■ **Data**

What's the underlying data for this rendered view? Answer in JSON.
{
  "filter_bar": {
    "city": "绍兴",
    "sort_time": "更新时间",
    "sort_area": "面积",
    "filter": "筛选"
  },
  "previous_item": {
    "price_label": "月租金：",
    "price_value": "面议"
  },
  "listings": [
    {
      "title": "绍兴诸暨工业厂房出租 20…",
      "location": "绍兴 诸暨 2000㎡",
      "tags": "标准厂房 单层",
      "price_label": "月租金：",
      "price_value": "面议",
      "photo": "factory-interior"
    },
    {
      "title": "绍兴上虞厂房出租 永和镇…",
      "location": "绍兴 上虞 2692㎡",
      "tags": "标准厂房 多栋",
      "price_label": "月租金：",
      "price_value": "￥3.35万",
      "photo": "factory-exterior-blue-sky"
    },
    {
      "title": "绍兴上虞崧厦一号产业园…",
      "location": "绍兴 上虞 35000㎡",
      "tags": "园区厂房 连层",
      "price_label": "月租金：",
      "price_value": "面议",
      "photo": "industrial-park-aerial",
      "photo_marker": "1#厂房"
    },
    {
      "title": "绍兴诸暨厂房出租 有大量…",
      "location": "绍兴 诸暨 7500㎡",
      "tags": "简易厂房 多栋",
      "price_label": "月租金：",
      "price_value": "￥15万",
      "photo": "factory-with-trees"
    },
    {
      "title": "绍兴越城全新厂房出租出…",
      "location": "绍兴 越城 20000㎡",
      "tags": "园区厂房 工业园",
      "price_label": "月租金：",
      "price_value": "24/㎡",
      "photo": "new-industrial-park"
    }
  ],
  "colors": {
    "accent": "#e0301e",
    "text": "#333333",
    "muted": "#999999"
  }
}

---

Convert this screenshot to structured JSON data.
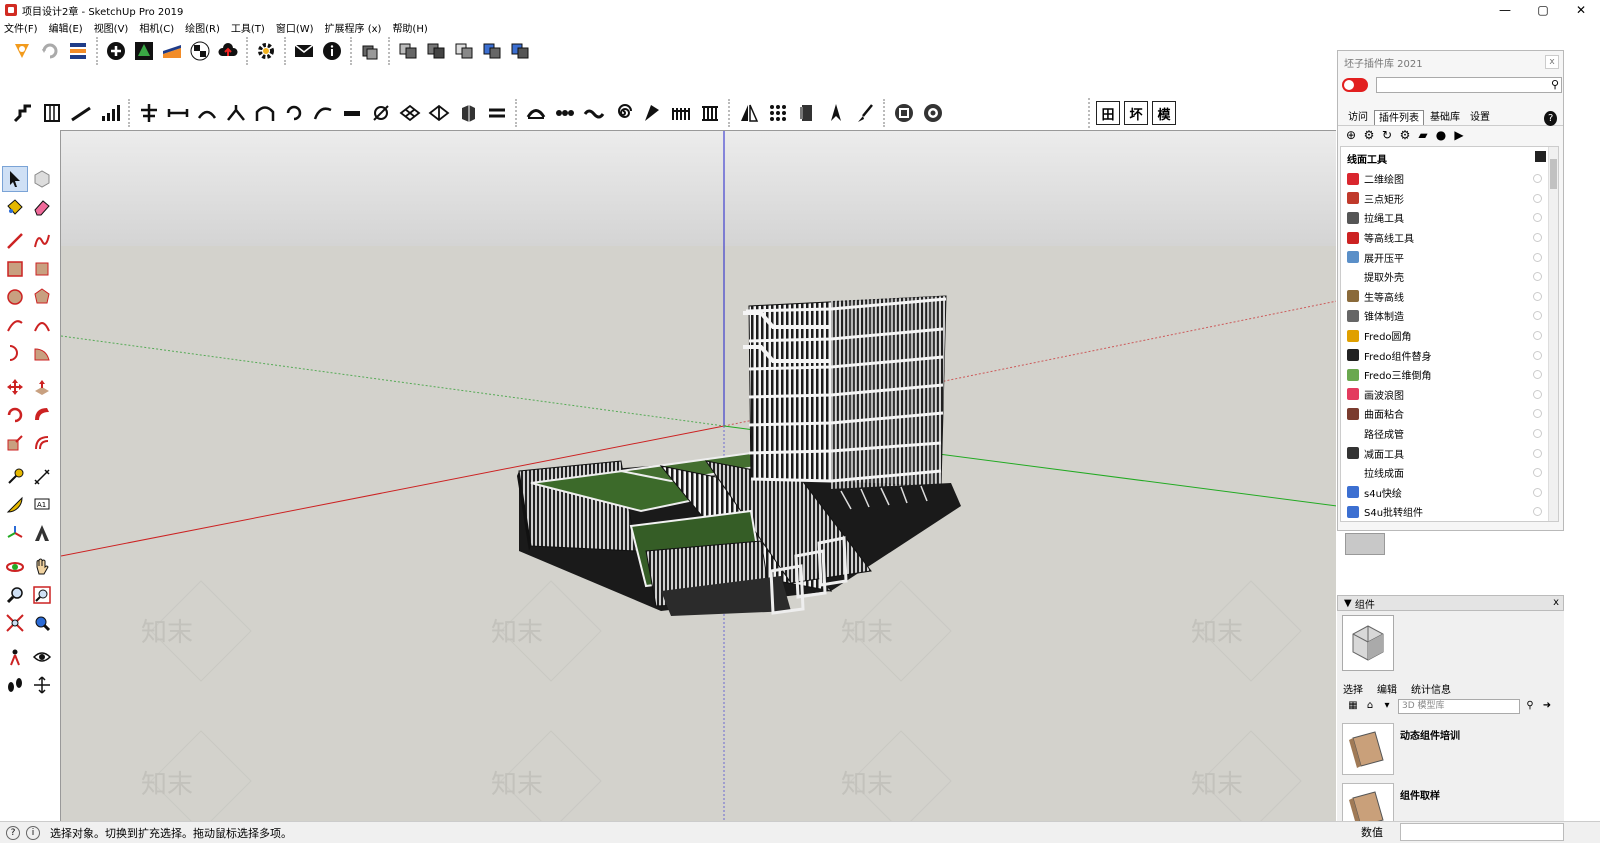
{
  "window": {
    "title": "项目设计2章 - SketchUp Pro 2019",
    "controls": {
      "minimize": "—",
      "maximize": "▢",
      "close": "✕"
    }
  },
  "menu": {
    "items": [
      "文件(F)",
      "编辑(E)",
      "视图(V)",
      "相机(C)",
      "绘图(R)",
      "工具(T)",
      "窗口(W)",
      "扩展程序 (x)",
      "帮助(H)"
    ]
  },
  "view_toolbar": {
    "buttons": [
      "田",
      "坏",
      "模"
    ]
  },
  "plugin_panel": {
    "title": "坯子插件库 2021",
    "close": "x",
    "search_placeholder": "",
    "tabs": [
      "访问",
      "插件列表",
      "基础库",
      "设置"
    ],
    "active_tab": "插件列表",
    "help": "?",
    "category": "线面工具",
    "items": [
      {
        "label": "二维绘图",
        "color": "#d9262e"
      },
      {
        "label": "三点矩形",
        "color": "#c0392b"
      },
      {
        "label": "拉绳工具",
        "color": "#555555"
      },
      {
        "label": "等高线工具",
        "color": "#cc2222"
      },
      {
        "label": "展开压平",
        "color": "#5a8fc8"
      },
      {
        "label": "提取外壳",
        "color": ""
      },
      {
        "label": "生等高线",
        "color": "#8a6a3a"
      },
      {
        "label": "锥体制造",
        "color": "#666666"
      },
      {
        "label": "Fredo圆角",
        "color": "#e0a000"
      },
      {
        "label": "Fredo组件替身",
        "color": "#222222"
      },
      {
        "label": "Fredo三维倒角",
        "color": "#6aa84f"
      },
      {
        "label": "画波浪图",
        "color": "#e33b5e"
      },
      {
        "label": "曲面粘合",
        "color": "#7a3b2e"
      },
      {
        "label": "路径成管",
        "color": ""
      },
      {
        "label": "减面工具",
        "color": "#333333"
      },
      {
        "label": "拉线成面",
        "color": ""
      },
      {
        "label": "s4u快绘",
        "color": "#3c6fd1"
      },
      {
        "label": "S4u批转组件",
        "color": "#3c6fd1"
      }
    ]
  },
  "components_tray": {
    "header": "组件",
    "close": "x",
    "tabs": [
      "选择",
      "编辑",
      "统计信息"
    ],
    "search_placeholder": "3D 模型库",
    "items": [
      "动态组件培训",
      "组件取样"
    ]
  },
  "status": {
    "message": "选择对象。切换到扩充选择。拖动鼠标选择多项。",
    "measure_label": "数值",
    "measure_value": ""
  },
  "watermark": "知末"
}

■ **Challenge**
Copy each line of the entries that includes the word "location".

■ **Solution to this task**
      "location": "绍兴 诸暨 2000㎡",
      "location": "绍兴 上虞 2692㎡",
      "location": "绍兴 上虞 35000㎡",
      "location": "绍兴 诸暨 7500㎡",
      "location": "绍兴 越城 20000㎡",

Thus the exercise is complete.